» **Set task**: Where the data below has the string "from", return the whole line.

Stored dataset items:
______

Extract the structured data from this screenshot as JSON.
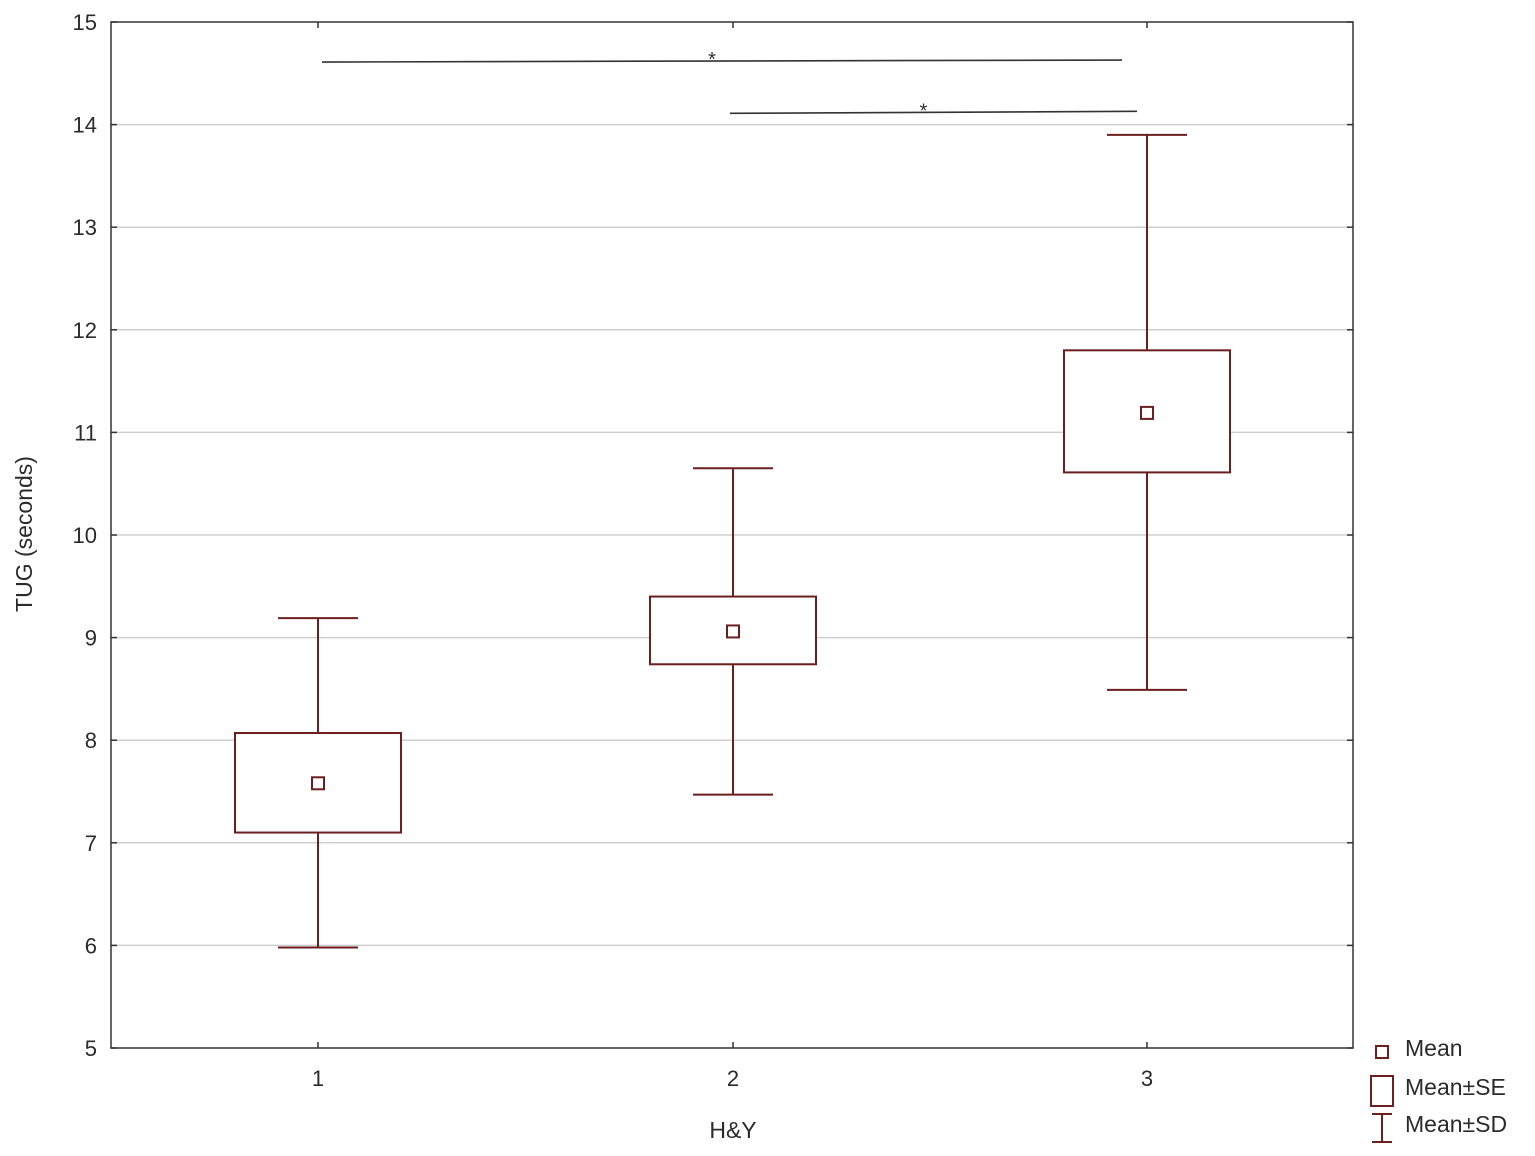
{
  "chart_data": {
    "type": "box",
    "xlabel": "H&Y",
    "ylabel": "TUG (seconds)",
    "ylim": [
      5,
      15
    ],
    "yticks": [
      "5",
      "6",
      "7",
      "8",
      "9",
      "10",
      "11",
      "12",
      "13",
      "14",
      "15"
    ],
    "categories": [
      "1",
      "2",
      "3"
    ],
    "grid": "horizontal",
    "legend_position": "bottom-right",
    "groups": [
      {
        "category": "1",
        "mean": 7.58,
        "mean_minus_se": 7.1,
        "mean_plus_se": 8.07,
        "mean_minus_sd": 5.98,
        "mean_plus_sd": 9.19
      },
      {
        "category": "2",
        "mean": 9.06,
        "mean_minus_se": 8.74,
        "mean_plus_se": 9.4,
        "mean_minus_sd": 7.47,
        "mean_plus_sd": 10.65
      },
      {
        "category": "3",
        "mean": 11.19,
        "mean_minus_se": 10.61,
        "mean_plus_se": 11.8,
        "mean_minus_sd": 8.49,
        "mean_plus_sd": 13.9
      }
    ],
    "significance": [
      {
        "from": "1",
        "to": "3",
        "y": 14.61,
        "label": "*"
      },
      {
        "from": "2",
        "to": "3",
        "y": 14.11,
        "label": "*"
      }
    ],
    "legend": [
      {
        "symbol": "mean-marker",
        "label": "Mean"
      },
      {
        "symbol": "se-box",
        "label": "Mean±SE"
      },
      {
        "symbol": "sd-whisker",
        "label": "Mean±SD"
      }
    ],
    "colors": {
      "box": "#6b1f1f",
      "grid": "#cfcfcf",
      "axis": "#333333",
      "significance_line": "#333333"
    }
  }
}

______

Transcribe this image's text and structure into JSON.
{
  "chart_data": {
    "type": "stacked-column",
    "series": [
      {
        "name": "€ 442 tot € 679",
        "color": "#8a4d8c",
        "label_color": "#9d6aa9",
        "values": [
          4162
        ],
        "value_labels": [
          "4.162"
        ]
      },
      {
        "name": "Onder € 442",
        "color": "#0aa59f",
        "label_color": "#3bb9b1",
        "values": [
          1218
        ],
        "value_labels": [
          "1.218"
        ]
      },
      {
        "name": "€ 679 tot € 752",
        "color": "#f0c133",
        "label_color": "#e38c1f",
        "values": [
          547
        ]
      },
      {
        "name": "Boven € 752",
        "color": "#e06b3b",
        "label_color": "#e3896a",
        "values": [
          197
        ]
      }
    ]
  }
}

______

» **Answer to this task**:
Extract the structured data from this screenshot as JSON.
        "from": "1",
        "from": "2",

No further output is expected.